··· Dataset ···
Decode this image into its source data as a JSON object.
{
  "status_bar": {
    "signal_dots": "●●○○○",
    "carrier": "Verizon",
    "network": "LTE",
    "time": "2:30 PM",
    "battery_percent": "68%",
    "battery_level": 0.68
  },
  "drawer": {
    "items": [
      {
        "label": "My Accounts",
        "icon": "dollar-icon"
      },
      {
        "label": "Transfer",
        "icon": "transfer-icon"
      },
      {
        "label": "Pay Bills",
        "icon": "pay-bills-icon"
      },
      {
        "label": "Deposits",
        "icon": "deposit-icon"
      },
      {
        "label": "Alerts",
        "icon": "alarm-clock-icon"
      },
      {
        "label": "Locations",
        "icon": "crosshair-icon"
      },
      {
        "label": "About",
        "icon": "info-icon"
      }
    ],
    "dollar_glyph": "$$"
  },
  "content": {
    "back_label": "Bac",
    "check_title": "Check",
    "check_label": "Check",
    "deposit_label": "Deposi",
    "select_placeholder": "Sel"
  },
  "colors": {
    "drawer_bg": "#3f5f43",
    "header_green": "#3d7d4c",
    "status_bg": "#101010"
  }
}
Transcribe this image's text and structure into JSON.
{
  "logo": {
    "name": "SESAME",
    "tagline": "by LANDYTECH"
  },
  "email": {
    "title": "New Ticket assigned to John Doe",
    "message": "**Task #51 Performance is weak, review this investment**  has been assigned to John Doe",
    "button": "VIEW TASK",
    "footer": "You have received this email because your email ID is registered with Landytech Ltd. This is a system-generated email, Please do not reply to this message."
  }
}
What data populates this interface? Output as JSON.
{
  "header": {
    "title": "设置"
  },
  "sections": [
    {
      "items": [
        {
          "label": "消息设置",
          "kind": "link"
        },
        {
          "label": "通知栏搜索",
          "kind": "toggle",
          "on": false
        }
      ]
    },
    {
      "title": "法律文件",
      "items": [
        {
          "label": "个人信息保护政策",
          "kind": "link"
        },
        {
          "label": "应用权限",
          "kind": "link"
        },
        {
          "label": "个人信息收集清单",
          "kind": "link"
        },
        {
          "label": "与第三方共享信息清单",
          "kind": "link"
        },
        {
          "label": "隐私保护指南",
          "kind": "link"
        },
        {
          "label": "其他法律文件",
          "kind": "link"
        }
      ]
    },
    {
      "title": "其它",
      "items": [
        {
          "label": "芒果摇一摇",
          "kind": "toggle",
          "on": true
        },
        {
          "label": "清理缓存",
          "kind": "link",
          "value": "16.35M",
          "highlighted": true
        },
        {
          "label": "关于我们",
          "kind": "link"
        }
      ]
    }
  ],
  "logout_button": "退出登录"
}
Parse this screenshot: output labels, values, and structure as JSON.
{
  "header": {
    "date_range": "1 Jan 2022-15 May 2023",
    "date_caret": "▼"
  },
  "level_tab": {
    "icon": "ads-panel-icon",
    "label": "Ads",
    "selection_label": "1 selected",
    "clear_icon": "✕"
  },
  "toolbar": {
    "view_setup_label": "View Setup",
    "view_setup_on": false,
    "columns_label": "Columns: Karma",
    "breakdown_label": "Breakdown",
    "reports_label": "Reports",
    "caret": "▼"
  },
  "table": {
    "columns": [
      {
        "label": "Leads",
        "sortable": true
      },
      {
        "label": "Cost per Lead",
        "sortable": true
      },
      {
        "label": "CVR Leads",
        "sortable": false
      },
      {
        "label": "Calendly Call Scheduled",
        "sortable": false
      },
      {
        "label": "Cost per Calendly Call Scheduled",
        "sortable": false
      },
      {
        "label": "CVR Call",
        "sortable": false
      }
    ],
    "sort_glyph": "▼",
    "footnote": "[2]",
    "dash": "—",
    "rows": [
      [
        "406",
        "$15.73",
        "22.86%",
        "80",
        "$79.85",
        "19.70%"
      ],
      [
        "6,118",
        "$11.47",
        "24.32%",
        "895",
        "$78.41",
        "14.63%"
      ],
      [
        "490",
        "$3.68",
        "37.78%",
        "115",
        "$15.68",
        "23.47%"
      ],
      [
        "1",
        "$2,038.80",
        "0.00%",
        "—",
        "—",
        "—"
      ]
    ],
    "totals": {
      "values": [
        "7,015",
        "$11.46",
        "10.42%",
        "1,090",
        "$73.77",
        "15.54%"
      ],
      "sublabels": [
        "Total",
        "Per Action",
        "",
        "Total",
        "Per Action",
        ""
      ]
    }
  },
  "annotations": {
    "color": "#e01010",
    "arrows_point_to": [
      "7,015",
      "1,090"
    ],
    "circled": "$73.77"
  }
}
···
▶ _Exercise description_
What is the number of lines above that contain "assigned"? Answer with that number only.

▶ _The answer_
2